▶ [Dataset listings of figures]

= = = =

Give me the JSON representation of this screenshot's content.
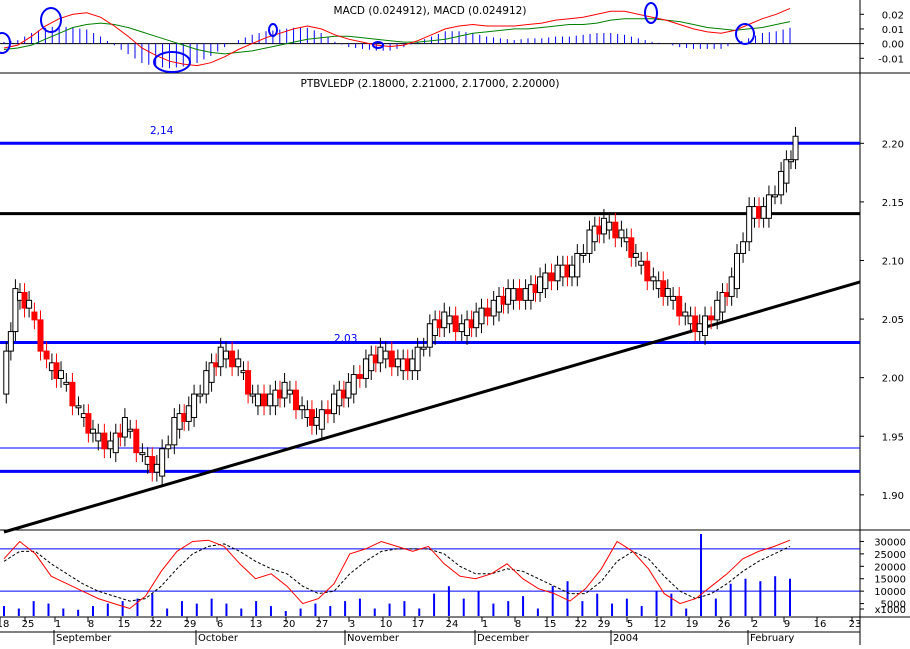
{
  "chart_data": [
    {
      "type": "line",
      "title": "MACD (0.024912), MACD (0.024912)",
      "ylim": [
        -0.018,
        0.027
      ],
      "yticks": [
        0.02,
        0.01,
        0.0,
        -0.01
      ],
      "ytick_labels": [
        "0.02",
        "0.01",
        "0.00",
        "-0.01"
      ],
      "series": [
        {
          "values": [
            -0.003,
            -0.001,
            0.005,
            0.012,
            0.017,
            0.02,
            0.021,
            0.018,
            0.012,
            0.005,
            -0.003,
            -0.008,
            -0.012,
            -0.014,
            -0.015,
            -0.013,
            -0.009,
            -0.004,
            0.0,
            0.004,
            0.007,
            0.01,
            0.012,
            0.01,
            0.006,
            0.003,
            0.001,
            -0.001,
            -0.002,
            -0.001,
            0.002,
            0.006,
            0.01,
            0.012,
            0.013,
            0.012,
            0.012,
            0.012,
            0.013,
            0.014,
            0.016,
            0.017,
            0.018,
            0.02,
            0.022,
            0.022,
            0.02,
            0.018,
            0.016,
            0.013,
            0.01,
            0.008,
            0.007,
            0.009,
            0.013,
            0.017,
            0.02,
            0.024
          ]
        },
        {
          "values": [
            -0.004,
            -0.003,
            -0.001,
            0.003,
            0.007,
            0.011,
            0.013,
            0.014,
            0.013,
            0.011,
            0.008,
            0.005,
            0.002,
            -0.001,
            -0.004,
            -0.006,
            -0.007,
            -0.006,
            -0.005,
            -0.003,
            -0.001,
            0.001,
            0.003,
            0.004,
            0.005,
            0.005,
            0.004,
            0.003,
            0.002,
            0.001,
            0.001,
            0.002,
            0.003,
            0.005,
            0.007,
            0.008,
            0.009,
            0.01,
            0.01,
            0.011,
            0.012,
            0.013,
            0.013,
            0.014,
            0.016,
            0.017,
            0.017,
            0.017,
            0.016,
            0.015,
            0.013,
            0.011,
            0.01,
            0.009,
            0.01,
            0.011,
            0.013,
            0.015
          ]
        }
      ],
      "highlight_circles": 8
    },
    {
      "type": "candlestick",
      "title": "PTBVLEDP (2.18000, 2.21000, 2.17000, 2.20000)",
      "ylim": [
        1.87,
        2.26
      ],
      "yticks": [
        2.2,
        2.15,
        2.1,
        2.05,
        2.0,
        1.95,
        1.9
      ],
      "ytick_labels": [
        "2.20",
        "2.15",
        "2.10",
        "2.05",
        "2.00",
        "1.95",
        "1.90"
      ],
      "x_dates": [
        "2003-08-22",
        "2003-08-25",
        "2003-08-28",
        "2003-09-01",
        "2003-09-04",
        "2003-09-08",
        "2003-09-11",
        "2003-09-15",
        "2003-09-18",
        "2003-09-22",
        "2003-09-25",
        "2003-09-29",
        "2003-10-02",
        "2003-10-06",
        "2003-10-09",
        "2003-10-13",
        "2003-10-16",
        "2003-10-20",
        "2003-10-23",
        "2003-10-27",
        "2003-10-30",
        "2003-11-03",
        "2003-11-06",
        "2003-11-10",
        "2003-11-13",
        "2003-11-17",
        "2003-11-20",
        "2003-11-24",
        "2003-11-27",
        "2003-12-01",
        "2003-12-04",
        "2003-12-08",
        "2003-12-11",
        "2003-12-15",
        "2003-12-18",
        "2003-12-22",
        "2003-12-25",
        "2003-12-29",
        "2004-01-01",
        "2004-01-05",
        "2004-01-08",
        "2004-01-12",
        "2004-01-15",
        "2004-01-19",
        "2004-01-22",
        "2004-01-26",
        "2004-01-29",
        "2004-02-02",
        "2004-02-05",
        "2004-02-09",
        "2004-02-12"
      ],
      "closes": [
        1.99,
        2.07,
        2.06,
        2.01,
        2.0,
        1.97,
        1.95,
        1.94,
        1.96,
        1.93,
        1.92,
        1.96,
        1.97,
        2.0,
        2.02,
        2.01,
        1.98,
        1.98,
        1.99,
        1.97,
        1.96,
        1.98,
        1.99,
        2.01,
        2.02,
        2.01,
        2.01,
        2.04,
        2.05,
        2.04,
        2.05,
        2.06,
        2.07,
        2.07,
        2.08,
        2.09,
        2.09,
        2.12,
        2.13,
        2.12,
        2.1,
        2.08,
        2.07,
        2.05,
        2.04,
        2.06,
        2.08,
        2.14,
        2.14,
        2.17,
        2.2
      ],
      "hlines": [
        {
          "y": 2.2,
          "style": "blue-thick"
        },
        {
          "y": 2.14,
          "style": "black-thick"
        },
        {
          "y": 2.03,
          "style": "blue-thick"
        },
        {
          "y": 1.94,
          "style": "blue-thin"
        },
        {
          "y": 1.92,
          "style": "blue-thick"
        }
      ],
      "trendline": {
        "start": {
          "x": "2003-08-22",
          "y": 1.87
        },
        "end": {
          "x": "2004-02-23",
          "y": 2.08
        }
      },
      "annotations": [
        "2,14",
        "2,03"
      ]
    },
    {
      "type": "line",
      "ylim": [
        0,
        33000
      ],
      "yticks": [
        30000,
        25000,
        20000,
        15000,
        10000,
        5000,
        1000
      ],
      "ytick_labels": [
        "30000",
        "25000",
        "20000",
        "15000",
        "10000",
        "5000",
        "x1000"
      ],
      "hlines": [
        27000,
        10000
      ],
      "series": [
        {
          "values": [
            23000,
            30000,
            25000,
            16000,
            13000,
            10000,
            7000,
            5000,
            3000,
            8000,
            18000,
            26000,
            30000,
            30500,
            28000,
            21000,
            15000,
            17000,
            12000,
            5000,
            7000,
            13000,
            25000,
            27000,
            30000,
            28000,
            26000,
            28000,
            21000,
            16000,
            15000,
            17000,
            21000,
            15000,
            11000,
            9000,
            6000,
            11000,
            19000,
            30000,
            26000,
            19000,
            9000,
            5000,
            7000,
            12000,
            17000,
            23000,
            26000,
            28000,
            30500
          ]
        },
        {
          "values": [
            22000,
            26000,
            26000,
            21000,
            17000,
            13000,
            10000,
            8000,
            6000,
            7000,
            12000,
            19000,
            25000,
            28000,
            29000,
            26000,
            22000,
            19000,
            17000,
            12000,
            9000,
            10000,
            17000,
            22000,
            26000,
            27000,
            27000,
            27000,
            25000,
            20000,
            17000,
            17000,
            19000,
            18000,
            15000,
            12000,
            9000,
            9000,
            14000,
            22000,
            26000,
            23000,
            16000,
            10000,
            7000,
            9000,
            13000,
            18000,
            22000,
            25000,
            28000
          ]
        }
      ],
      "volume": [
        4000,
        3000,
        6000,
        5000,
        3000,
        2500,
        4000,
        5000,
        6000,
        7000,
        9000,
        3000,
        6000,
        5000,
        7000,
        5000,
        3000,
        6000,
        4000,
        2000,
        3000,
        5000,
        4000,
        6000,
        7000,
        3000,
        5000,
        6000,
        3000,
        9000,
        12000,
        7000,
        10000,
        5000,
        6000,
        8000,
        3000,
        12000,
        14000,
        6000,
        9000,
        5000,
        7000,
        4000,
        10000,
        9000,
        3000,
        33000,
        7000,
        13000,
        15000,
        14000,
        16000,
        15000
      ]
    }
  ],
  "xaxis": {
    "day_labels": [
      "18",
      "25",
      "1",
      "8",
      "15",
      "22",
      "29",
      "6",
      "13",
      "20",
      "27",
      "3",
      "10",
      "17",
      "24",
      "1",
      "8",
      "15",
      "22",
      "29",
      "5",
      "12",
      "19",
      "26",
      "2",
      "9",
      "16",
      "23"
    ],
    "month_labels": [
      "September",
      "October",
      "November",
      "December",
      "2004",
      "February"
    ]
  },
  "colors": {
    "blue": "#0000ff",
    "red": "#ff0000",
    "green": "#008000",
    "black": "#000000",
    "grid_line": "#0000cc"
  }
}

= = = =

▶ [What you are asked to do] Lines containing the word "title" are to be tallied; report only the total.

▶ [Task answer] 2